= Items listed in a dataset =
# # # #

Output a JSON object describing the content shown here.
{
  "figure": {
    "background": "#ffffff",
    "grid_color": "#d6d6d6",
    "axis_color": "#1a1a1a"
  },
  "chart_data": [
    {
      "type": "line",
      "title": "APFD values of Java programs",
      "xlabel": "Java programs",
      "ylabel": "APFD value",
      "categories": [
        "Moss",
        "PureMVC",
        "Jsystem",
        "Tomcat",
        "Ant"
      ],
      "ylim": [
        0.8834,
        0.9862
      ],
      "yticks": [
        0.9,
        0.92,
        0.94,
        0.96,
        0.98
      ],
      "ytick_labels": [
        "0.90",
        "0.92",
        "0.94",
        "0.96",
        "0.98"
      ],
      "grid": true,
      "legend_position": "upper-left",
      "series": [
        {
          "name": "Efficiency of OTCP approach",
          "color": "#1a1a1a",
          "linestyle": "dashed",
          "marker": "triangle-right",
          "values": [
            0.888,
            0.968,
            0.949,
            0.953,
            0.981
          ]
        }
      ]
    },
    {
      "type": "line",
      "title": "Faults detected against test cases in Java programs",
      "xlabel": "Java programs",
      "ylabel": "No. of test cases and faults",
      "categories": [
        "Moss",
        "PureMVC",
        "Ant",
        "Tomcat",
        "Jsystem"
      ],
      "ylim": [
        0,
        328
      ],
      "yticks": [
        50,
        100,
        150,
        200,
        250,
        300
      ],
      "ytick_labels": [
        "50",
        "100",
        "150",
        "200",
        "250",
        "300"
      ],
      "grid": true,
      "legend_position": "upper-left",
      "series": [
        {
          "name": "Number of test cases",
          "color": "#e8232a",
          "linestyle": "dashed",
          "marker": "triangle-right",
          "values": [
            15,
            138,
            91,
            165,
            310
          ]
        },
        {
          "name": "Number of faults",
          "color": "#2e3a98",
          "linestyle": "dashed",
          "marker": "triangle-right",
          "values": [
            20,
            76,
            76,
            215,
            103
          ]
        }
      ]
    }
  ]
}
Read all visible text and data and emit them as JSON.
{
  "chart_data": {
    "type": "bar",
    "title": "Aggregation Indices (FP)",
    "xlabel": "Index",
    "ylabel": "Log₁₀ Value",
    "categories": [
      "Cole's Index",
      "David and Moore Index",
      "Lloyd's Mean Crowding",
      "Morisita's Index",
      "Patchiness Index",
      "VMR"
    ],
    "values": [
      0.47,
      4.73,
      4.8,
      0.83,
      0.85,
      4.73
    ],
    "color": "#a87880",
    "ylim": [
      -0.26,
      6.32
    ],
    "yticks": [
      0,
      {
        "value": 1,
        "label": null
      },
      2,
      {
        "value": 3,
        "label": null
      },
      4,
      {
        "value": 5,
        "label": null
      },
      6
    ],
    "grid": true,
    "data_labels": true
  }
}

# # # #

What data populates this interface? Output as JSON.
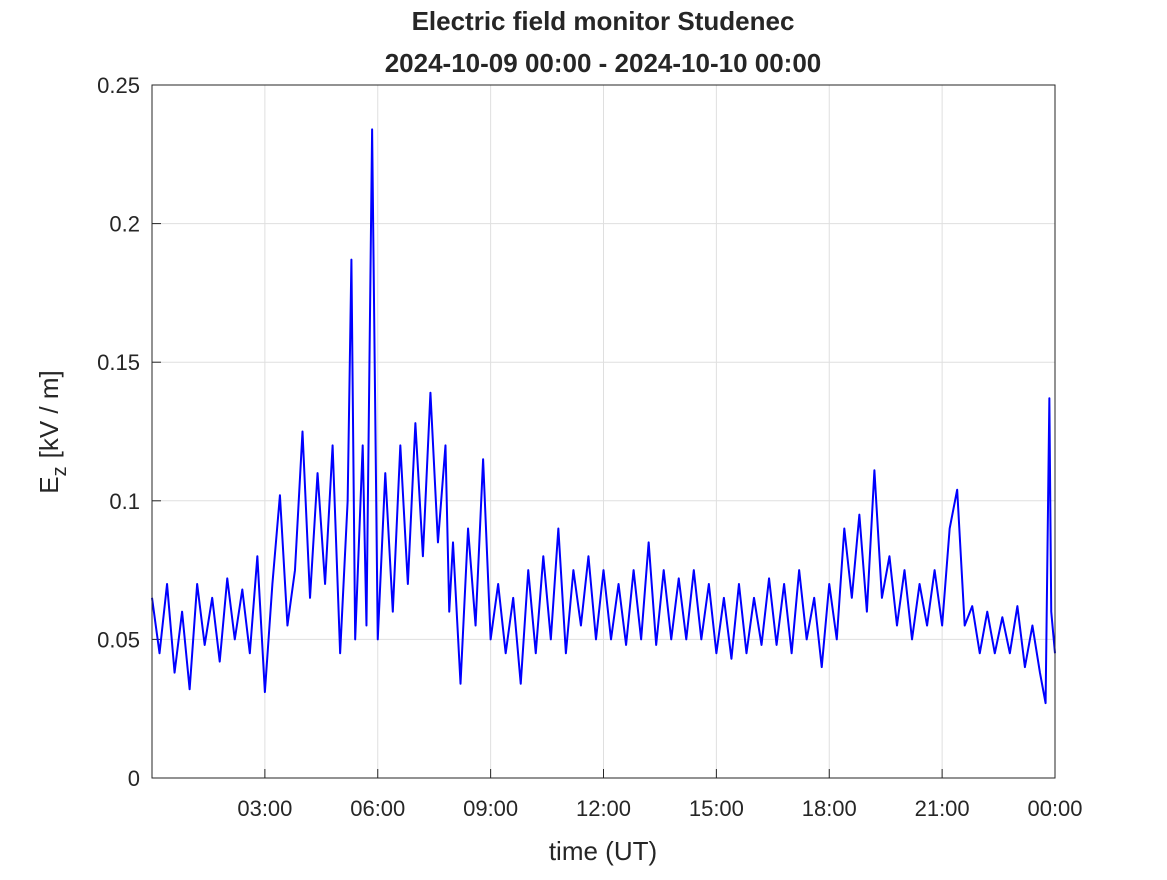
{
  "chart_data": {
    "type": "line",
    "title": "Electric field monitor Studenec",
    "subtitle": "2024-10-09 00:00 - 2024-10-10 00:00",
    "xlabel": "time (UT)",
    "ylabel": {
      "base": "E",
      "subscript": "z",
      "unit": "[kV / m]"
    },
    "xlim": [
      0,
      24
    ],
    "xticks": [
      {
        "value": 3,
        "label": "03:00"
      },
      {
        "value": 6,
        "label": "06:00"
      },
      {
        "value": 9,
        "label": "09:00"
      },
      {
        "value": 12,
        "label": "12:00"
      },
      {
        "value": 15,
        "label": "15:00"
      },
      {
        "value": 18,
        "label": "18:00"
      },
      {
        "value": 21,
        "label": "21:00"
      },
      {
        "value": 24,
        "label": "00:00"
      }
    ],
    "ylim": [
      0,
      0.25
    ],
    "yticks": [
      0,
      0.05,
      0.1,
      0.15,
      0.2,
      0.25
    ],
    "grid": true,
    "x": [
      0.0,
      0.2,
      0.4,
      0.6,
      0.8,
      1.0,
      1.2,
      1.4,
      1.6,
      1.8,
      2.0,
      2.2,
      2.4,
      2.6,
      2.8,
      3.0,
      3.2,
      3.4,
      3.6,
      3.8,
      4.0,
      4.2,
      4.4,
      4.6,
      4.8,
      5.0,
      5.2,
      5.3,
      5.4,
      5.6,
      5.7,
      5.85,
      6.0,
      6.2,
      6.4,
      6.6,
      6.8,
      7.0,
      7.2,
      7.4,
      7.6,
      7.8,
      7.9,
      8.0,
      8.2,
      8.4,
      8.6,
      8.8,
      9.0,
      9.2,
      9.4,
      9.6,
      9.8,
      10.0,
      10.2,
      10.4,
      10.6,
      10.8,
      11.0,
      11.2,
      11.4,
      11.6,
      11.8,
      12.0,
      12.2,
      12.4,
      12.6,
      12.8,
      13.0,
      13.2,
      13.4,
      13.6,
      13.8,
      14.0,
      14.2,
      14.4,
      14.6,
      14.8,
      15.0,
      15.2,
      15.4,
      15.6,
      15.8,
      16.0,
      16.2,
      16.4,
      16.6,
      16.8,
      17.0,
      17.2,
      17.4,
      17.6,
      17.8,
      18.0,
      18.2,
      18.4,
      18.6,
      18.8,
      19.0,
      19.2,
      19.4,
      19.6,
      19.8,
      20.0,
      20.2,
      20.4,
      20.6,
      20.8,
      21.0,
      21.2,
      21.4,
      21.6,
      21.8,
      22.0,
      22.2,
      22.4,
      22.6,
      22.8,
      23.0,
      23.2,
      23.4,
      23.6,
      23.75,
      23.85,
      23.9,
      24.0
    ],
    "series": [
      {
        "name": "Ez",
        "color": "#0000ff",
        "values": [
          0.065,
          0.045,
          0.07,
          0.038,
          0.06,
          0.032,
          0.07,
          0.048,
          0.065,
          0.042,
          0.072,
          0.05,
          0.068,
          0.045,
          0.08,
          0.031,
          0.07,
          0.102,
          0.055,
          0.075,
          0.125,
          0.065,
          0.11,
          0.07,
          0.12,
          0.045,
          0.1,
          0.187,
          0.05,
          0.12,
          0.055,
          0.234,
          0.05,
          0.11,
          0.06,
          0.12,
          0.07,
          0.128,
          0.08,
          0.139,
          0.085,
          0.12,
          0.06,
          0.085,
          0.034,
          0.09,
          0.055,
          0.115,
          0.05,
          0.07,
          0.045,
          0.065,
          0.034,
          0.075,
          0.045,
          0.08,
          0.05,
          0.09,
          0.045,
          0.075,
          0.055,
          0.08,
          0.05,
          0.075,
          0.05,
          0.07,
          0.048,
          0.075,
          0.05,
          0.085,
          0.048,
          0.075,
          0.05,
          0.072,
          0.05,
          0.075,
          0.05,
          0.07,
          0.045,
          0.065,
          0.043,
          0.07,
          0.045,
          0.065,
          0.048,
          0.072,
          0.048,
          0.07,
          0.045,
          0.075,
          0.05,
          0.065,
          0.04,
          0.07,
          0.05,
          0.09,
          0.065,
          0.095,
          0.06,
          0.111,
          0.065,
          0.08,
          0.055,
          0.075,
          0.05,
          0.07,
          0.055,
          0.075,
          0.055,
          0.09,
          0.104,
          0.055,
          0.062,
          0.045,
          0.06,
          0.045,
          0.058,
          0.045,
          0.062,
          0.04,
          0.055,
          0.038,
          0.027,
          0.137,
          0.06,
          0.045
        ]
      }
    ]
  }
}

# # # #

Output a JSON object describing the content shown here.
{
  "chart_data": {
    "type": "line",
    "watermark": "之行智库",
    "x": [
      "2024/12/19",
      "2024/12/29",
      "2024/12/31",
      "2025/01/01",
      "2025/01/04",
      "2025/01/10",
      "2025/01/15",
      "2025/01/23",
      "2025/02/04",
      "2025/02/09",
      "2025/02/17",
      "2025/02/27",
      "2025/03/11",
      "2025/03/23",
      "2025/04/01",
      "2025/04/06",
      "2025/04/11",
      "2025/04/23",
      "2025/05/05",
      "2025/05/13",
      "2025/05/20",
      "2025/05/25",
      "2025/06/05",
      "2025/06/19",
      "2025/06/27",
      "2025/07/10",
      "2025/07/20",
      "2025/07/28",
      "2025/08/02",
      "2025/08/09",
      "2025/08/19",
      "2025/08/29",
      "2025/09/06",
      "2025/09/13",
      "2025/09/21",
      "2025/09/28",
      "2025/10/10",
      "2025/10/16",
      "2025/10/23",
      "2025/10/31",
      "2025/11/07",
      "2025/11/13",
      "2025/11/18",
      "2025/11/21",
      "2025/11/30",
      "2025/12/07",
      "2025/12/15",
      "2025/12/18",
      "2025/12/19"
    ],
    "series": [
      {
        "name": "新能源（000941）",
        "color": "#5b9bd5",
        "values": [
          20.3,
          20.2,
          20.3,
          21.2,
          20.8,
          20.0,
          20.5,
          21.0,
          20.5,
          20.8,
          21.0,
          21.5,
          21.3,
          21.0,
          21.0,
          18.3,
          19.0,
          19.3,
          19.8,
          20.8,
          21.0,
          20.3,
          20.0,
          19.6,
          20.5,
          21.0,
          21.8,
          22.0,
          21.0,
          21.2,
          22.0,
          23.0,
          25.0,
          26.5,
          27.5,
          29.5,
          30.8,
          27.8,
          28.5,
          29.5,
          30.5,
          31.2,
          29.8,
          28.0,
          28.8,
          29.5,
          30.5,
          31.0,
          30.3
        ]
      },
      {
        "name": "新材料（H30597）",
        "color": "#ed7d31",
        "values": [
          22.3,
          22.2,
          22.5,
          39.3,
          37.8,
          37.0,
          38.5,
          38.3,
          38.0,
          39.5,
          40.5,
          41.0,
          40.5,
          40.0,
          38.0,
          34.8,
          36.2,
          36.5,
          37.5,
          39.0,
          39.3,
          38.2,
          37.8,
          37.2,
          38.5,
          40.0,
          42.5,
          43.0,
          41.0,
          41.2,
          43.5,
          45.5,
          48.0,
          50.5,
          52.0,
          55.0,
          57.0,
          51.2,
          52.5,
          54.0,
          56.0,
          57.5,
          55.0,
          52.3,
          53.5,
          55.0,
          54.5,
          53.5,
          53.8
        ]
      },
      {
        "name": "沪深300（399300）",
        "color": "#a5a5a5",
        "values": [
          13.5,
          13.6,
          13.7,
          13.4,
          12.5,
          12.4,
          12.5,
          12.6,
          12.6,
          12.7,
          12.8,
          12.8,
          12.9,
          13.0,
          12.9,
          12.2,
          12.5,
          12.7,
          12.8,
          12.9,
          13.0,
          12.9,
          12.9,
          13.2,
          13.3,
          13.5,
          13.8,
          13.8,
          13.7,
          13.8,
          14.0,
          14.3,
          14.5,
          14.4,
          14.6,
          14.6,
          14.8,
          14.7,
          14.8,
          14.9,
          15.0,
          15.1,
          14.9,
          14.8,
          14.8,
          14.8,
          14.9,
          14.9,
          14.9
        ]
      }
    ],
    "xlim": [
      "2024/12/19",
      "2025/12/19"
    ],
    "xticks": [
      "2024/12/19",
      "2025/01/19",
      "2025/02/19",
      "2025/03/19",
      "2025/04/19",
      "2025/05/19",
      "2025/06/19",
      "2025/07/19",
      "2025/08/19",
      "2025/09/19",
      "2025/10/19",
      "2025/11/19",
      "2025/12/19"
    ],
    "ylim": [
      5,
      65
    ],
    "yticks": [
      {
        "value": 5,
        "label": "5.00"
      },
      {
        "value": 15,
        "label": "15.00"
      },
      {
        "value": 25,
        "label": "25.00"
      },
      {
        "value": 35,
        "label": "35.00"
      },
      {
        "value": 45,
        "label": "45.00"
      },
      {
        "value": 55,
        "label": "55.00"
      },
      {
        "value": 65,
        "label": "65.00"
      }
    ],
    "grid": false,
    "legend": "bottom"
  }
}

# # # #

= What is needed =
Find every line above that contains the word "name", and return each one.

= Final result =
          "name": "Efficiency of OTCP approach",
          "name": "Number of test cases",
          "name": "Number of faults",
        "name": "Ez",
        "name": "新能源（000941）",
        "name": "新材料（H30597）",
        "name": "沪深300（399300）",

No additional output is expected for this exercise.